WORK TO COMPLETE → Gather, from the data below, each line in which the word "YOUNG" occurs.

——

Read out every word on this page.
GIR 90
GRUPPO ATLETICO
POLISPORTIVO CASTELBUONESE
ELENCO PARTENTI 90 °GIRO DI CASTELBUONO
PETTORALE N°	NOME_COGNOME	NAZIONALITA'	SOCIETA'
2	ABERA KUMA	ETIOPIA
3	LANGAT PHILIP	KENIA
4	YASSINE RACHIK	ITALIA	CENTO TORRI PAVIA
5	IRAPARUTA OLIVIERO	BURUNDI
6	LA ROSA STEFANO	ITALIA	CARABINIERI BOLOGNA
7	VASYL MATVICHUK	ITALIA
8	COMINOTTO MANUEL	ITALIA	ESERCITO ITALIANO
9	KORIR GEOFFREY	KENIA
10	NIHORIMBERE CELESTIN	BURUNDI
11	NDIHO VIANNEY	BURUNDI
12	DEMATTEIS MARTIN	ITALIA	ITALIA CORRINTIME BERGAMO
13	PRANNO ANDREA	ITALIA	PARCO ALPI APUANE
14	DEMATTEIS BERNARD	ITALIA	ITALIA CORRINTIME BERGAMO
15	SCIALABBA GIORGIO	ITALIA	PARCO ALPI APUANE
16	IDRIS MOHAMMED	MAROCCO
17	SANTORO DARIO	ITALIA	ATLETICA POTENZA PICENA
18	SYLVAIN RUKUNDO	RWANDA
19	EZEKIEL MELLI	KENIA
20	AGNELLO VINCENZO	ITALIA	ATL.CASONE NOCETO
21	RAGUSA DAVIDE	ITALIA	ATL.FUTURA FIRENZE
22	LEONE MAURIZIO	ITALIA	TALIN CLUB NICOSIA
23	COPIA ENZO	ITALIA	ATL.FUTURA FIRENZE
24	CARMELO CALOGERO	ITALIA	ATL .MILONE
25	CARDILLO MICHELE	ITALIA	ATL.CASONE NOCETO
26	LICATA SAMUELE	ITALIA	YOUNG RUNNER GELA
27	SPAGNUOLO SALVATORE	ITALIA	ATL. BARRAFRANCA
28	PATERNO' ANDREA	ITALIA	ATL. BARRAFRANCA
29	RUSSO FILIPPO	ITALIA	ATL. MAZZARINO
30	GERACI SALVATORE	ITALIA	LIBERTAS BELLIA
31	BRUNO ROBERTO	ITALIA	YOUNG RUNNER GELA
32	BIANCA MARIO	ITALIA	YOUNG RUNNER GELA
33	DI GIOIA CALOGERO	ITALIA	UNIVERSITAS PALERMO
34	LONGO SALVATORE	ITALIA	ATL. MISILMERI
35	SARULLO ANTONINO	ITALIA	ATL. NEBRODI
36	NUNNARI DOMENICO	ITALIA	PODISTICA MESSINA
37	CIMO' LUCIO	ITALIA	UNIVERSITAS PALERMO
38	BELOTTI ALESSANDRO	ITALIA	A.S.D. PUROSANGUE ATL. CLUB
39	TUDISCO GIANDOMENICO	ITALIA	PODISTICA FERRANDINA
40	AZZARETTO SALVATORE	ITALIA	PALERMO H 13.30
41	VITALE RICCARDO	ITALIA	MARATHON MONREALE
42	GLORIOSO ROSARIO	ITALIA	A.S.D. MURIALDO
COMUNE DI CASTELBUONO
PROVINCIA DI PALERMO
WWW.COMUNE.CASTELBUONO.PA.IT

——

THE SOLUTION →
26	LICATA SAMUELE	ITALIA	YOUNG RUNNER GELA
31	BRUNO ROBERTO	ITALIA	YOUNG RUNNER GELA
32	BIANCA MARIO	ITALIA	YOUNG RUNNER GELA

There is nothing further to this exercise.